** start **
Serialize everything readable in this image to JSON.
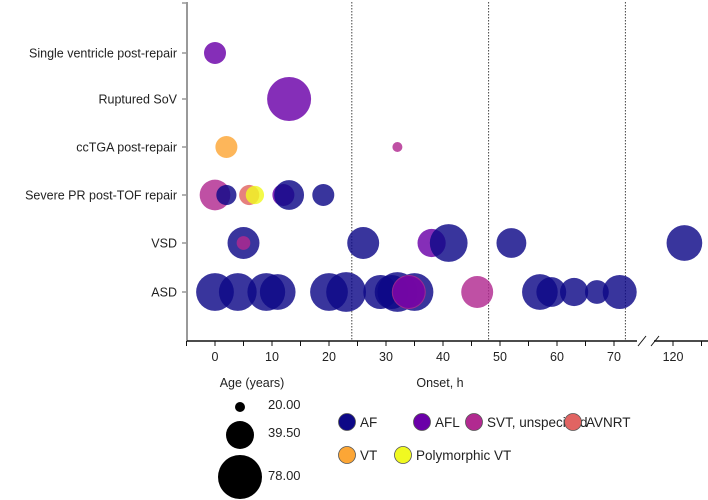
{
  "chart_data": {
    "type": "scatter",
    "subtype": "bubble",
    "xlabel": "Onset, h",
    "size_label": "Age (years)",
    "categories": [
      "Single ventricle post-repair",
      "Ruptured SoV",
      "ccTGA post-repair",
      "Severe PR post-TOF repair",
      "VSD",
      "ASD"
    ],
    "x_ticks": [
      0,
      10,
      20,
      30,
      40,
      50,
      60,
      70,
      120
    ],
    "x_break": [
      72,
      118
    ],
    "reference_lines": [
      24,
      48,
      72
    ],
    "size_legend": [
      {
        "value": 20,
        "label": "20.00"
      },
      {
        "value": 39.5,
        "label": "39.50"
      },
      {
        "value": 78,
        "label": "78.00"
      }
    ],
    "series": [
      {
        "name": "AF",
        "color": "#0d0887"
      },
      {
        "name": "AFL",
        "color": "#6a00a8"
      },
      {
        "name": "SVT, unspecified",
        "color": "#b12a90"
      },
      {
        "name": "AVNRT",
        "color": "#e16462"
      },
      {
        "name": "VT",
        "color": "#fca636"
      },
      {
        "name": "Polymorphic VT",
        "color": "#f0f921"
      }
    ],
    "points": [
      {
        "cat": "Single ventricle post-repair",
        "x": 0,
        "age": 33,
        "type": "AFL"
      },
      {
        "cat": "Ruptured SoV",
        "x": 13,
        "age": 78,
        "type": "AFL"
      },
      {
        "cat": "ccTGA post-repair",
        "x": 2,
        "age": 33,
        "type": "VT"
      },
      {
        "cat": "ccTGA post-repair",
        "x": 32,
        "age": 20,
        "type": "SVT, unspecified"
      },
      {
        "cat": "Severe PR post-TOF repair",
        "x": 0,
        "age": 46,
        "type": "SVT, unspecified"
      },
      {
        "cat": "Severe PR post-TOF repair",
        "x": 2,
        "age": 31,
        "type": "AF"
      },
      {
        "cat": "Severe PR post-TOF repair",
        "x": 6,
        "age": 31,
        "type": "AVNRT"
      },
      {
        "cat": "Severe PR post-TOF repair",
        "x": 7,
        "age": 29,
        "type": "Polymorphic VT"
      },
      {
        "cat": "Severe PR post-TOF repair",
        "x": 12,
        "age": 33,
        "type": "AFL"
      },
      {
        "cat": "Severe PR post-TOF repair",
        "x": 13,
        "age": 44,
        "type": "AF"
      },
      {
        "cat": "Severe PR post-TOF repair",
        "x": 19,
        "age": 33,
        "type": "AF"
      },
      {
        "cat": "VSD",
        "x": 5,
        "age": 49,
        "type": "AF"
      },
      {
        "cat": "VSD",
        "x": 5,
        "age": 24,
        "type": "SVT, unspecified"
      },
      {
        "cat": "VSD",
        "x": 26,
        "age": 49,
        "type": "AF"
      },
      {
        "cat": "VSD",
        "x": 38,
        "age": 40,
        "type": "AFL"
      },
      {
        "cat": "VSD",
        "x": 41,
        "age": 63,
        "type": "AF"
      },
      {
        "cat": "VSD",
        "x": 52,
        "age": 44,
        "type": "AF"
      },
      {
        "cat": "VSD",
        "x": 122,
        "age": 58,
        "type": "AF"
      },
      {
        "cat": "ASD",
        "x": 0,
        "age": 63,
        "type": "AF"
      },
      {
        "cat": "ASD",
        "x": 4,
        "age": 63,
        "type": "AF"
      },
      {
        "cat": "ASD",
        "x": 9,
        "age": 63,
        "type": "AF"
      },
      {
        "cat": "ASD",
        "x": 11,
        "age": 58,
        "type": "AF"
      },
      {
        "cat": "ASD",
        "x": 20,
        "age": 63,
        "type": "AF"
      },
      {
        "cat": "ASD",
        "x": 23,
        "age": 68,
        "type": "AF"
      },
      {
        "cat": "ASD",
        "x": 29,
        "age": 54,
        "type": "AF"
      },
      {
        "cat": "ASD",
        "x": 31,
        "age": 54,
        "type": "AF"
      },
      {
        "cat": "ASD",
        "x": 32,
        "age": 68,
        "type": "AF"
      },
      {
        "cat": "ASD",
        "x": 35,
        "age": 63,
        "type": "AF"
      },
      {
        "cat": "ASD",
        "x": 34,
        "age": 54,
        "type": "SVT, unspecified"
      },
      {
        "cat": "ASD",
        "x": 34,
        "age": 49,
        "type": "AFL"
      },
      {
        "cat": "ASD",
        "x": 46,
        "age": 49,
        "type": "SVT, unspecified"
      },
      {
        "cat": "ASD",
        "x": 57,
        "age": 58,
        "type": "AF"
      },
      {
        "cat": "ASD",
        "x": 59,
        "age": 44,
        "type": "AF"
      },
      {
        "cat": "ASD",
        "x": 63,
        "age": 40,
        "type": "AF"
      },
      {
        "cat": "ASD",
        "x": 67,
        "age": 35,
        "type": "AF"
      },
      {
        "cat": "ASD",
        "x": 71,
        "age": 54,
        "type": "AF"
      }
    ]
  }
}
** end **
• [JOB]:
Give the number of lines in the records above that contain the word "Single". Reply with that number alone.

• [EXERCISE OUTPUT]:
2